Dataset extract ::

..........

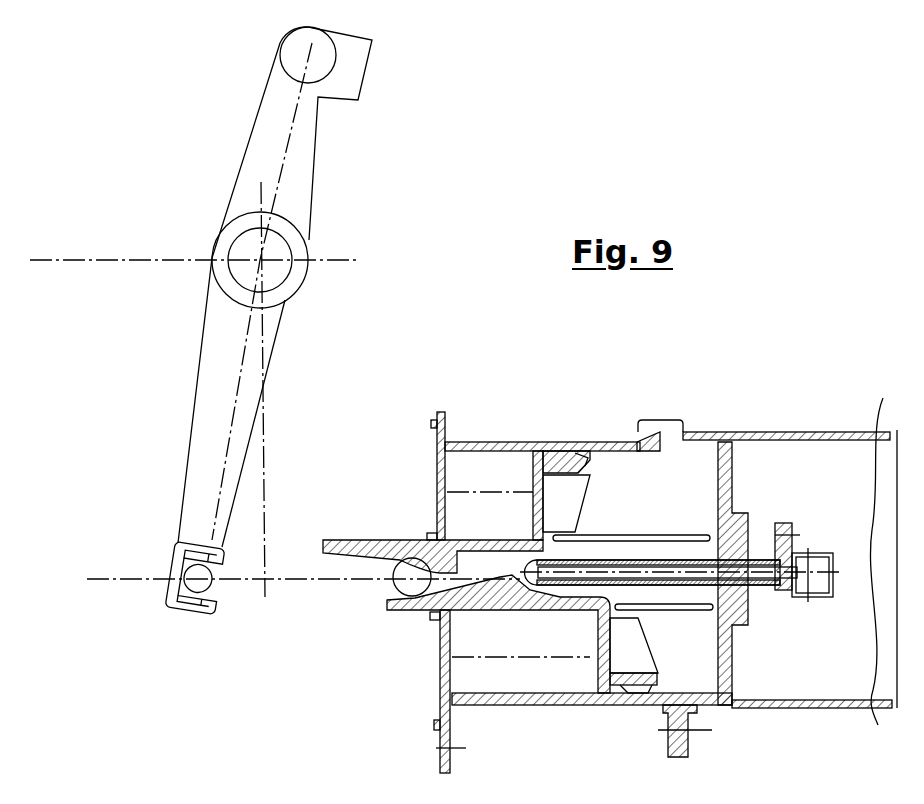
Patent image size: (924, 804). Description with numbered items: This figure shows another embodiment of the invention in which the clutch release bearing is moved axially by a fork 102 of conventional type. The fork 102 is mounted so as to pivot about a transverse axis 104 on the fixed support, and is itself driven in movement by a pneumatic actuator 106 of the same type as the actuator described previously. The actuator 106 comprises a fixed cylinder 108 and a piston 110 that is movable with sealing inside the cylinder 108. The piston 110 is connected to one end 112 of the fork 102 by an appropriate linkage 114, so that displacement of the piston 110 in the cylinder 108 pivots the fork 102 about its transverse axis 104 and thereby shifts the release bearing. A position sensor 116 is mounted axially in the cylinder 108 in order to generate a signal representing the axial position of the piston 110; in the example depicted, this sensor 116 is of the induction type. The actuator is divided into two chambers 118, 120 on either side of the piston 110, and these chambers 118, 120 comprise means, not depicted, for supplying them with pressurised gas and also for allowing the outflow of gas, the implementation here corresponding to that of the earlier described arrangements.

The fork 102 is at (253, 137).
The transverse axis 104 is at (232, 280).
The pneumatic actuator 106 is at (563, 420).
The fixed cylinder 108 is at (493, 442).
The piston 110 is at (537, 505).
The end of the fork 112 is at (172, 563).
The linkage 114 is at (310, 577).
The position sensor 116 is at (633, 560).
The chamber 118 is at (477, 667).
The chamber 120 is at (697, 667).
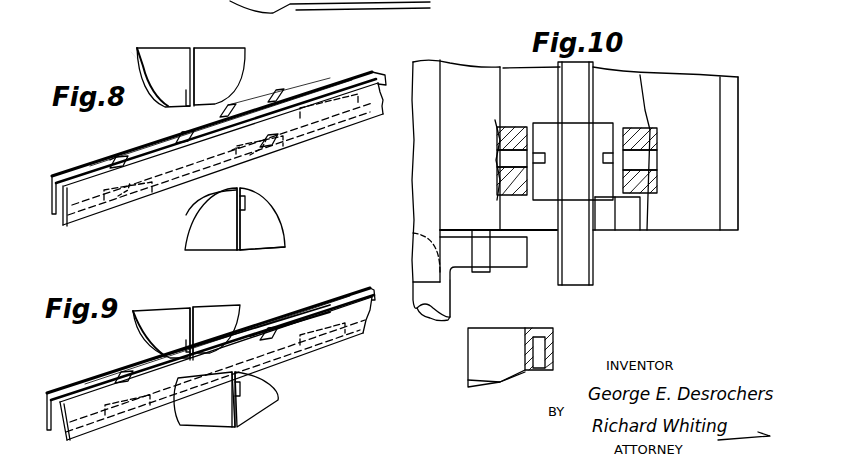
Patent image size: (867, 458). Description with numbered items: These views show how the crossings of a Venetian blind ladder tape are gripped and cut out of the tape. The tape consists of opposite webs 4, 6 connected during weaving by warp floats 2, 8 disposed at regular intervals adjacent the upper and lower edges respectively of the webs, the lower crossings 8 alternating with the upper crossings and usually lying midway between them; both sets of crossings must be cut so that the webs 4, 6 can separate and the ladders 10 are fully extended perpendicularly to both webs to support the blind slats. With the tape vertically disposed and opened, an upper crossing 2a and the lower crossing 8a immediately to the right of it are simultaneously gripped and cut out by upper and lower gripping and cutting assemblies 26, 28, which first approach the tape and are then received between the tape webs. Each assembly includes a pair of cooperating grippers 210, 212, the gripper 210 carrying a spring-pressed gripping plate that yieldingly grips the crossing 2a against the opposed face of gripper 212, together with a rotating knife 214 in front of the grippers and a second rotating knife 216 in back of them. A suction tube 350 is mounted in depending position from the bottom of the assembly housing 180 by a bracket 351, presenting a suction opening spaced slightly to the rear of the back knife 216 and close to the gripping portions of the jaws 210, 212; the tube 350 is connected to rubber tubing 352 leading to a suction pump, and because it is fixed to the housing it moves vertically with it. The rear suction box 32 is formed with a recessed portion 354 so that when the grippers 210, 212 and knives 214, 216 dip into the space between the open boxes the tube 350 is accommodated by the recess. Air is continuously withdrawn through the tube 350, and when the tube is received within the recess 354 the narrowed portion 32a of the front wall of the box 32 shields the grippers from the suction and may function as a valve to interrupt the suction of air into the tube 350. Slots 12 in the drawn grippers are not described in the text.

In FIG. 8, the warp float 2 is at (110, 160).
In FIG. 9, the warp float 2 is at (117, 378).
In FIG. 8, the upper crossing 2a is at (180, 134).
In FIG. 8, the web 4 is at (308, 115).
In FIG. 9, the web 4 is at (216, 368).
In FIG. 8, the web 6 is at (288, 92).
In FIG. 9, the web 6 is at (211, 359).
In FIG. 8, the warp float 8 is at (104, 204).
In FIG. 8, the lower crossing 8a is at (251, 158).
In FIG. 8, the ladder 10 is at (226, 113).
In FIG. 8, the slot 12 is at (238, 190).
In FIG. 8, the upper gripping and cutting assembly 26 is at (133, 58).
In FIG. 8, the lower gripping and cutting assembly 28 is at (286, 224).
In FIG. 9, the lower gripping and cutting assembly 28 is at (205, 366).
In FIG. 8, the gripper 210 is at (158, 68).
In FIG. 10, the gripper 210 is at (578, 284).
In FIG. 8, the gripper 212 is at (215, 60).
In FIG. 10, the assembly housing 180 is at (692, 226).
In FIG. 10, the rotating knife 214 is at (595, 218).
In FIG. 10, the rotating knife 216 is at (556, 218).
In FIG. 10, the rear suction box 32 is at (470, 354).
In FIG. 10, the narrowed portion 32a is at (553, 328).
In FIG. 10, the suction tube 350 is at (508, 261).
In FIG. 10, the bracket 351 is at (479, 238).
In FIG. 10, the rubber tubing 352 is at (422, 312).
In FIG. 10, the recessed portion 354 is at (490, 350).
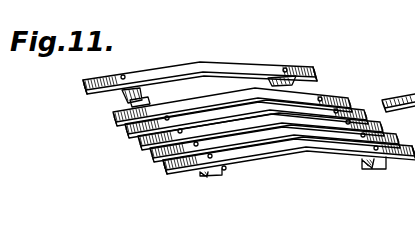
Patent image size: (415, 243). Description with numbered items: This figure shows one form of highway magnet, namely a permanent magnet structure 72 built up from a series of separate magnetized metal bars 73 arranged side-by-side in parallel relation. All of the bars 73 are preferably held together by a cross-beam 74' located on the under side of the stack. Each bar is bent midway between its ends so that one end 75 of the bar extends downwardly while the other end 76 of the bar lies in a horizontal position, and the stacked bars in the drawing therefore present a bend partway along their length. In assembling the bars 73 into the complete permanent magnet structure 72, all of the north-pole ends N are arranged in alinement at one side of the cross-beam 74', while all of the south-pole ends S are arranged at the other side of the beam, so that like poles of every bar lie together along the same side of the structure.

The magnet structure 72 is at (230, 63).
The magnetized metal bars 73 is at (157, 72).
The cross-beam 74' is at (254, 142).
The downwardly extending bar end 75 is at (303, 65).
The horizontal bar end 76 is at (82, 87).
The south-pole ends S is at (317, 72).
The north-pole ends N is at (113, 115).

..........

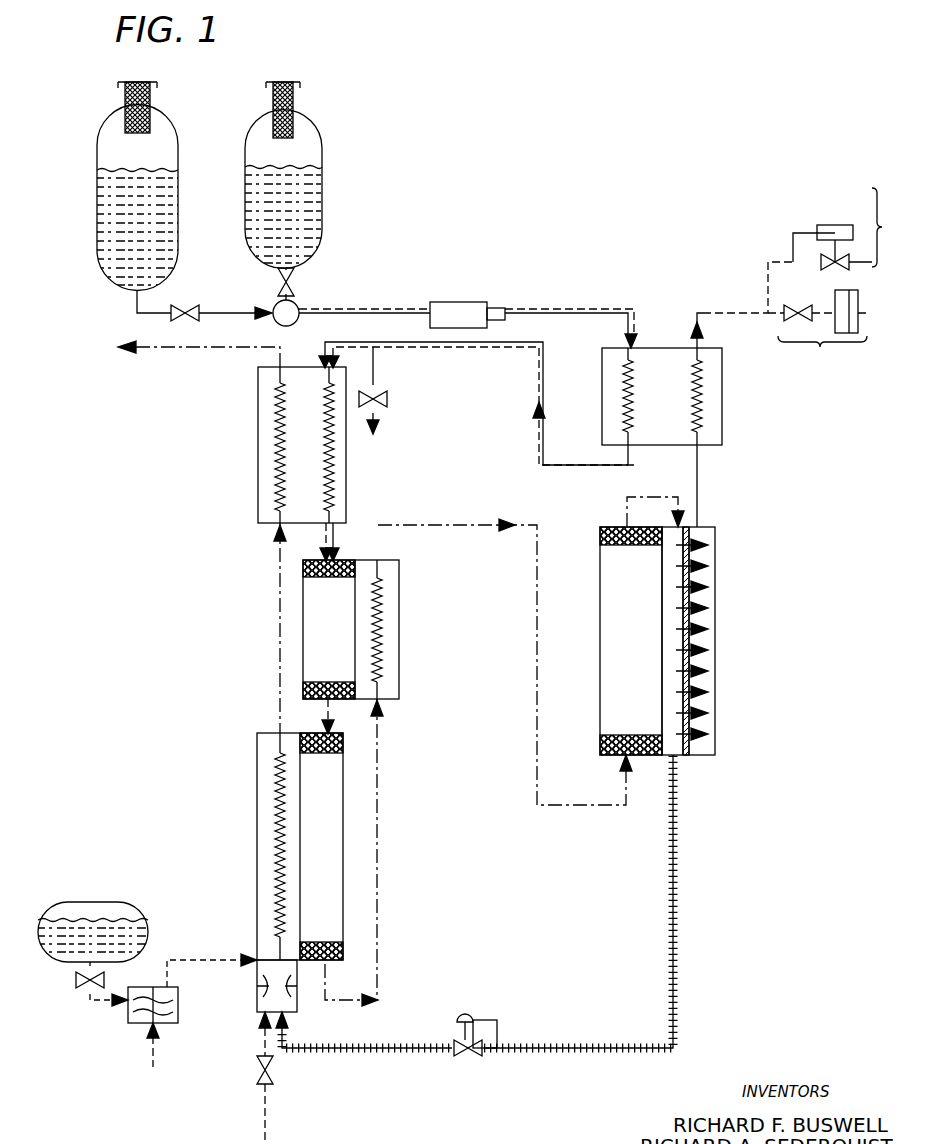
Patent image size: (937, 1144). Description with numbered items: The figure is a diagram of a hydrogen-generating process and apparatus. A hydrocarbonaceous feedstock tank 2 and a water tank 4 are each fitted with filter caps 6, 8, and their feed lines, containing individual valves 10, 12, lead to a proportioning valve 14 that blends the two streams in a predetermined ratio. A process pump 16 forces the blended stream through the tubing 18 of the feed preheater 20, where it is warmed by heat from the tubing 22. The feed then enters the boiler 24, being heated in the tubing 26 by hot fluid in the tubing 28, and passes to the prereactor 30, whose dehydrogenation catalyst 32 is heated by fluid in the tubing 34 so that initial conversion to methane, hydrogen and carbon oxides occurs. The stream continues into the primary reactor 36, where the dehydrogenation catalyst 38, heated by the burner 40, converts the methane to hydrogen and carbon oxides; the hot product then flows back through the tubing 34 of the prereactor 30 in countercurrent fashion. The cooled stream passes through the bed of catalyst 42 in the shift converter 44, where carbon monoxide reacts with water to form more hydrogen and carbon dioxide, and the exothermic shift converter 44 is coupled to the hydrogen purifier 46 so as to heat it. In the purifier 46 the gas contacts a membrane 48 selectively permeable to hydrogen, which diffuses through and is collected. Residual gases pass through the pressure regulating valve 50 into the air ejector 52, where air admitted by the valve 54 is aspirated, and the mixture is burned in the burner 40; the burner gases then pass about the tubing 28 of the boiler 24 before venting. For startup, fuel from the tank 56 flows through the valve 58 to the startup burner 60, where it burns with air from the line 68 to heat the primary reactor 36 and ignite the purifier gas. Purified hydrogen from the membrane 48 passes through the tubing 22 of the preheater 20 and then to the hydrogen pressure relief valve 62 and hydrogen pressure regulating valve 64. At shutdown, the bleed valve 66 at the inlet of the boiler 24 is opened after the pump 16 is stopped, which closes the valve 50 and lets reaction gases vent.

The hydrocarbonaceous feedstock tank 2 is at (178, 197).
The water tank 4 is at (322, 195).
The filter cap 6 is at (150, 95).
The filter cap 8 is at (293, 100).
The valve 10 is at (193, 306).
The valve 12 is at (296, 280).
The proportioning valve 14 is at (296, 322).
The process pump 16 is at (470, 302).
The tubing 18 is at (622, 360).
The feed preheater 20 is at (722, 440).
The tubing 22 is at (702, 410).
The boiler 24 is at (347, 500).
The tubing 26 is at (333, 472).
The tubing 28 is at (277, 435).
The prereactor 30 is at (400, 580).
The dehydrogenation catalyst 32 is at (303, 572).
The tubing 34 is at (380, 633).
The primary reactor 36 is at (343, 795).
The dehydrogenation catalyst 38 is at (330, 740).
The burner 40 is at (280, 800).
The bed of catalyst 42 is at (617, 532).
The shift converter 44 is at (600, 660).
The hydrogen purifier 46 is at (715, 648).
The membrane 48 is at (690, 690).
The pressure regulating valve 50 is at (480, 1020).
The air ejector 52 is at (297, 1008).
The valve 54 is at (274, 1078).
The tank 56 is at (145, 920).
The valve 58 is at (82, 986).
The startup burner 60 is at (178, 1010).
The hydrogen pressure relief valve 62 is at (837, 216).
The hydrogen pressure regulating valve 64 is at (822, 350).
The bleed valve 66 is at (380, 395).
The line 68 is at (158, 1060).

..........

Aim of the exercise :: Reproduce the data above word for word, starting at the line that contains "Patent image size: (415, 243)." and ending at the line that contains "The magnet structure 72 is at (230, 63).", with both of those lines included.

Final result ::
Patent image size: (415, 243). Description with numbered items: This figure shows one form of highway magnet, namely a permanent magnet structure 72 built up from a series of separate magnetized metal bars 73 arranged side-by-side in parallel relation. All of the bars 73 are preferably held together by a cross-beam 74' located on the under side of the stack. Each bar is bent midway between its ends so that one end 75 of the bar extends downwardly while the other end 76 of the bar lies in a horizontal position, and the stacked bars in the drawing therefore present a bend partway along their length. In assembling the bars 73 into the complete permanent magnet structure 72, all of the north-pole ends N are arranged in alinement at one side of the cross-beam 74', while all of the south-pole ends S are arranged at the other side of the beam, so that like poles of every bar lie together along the same side of the structure.

The magnet structure 72 is at (230, 63).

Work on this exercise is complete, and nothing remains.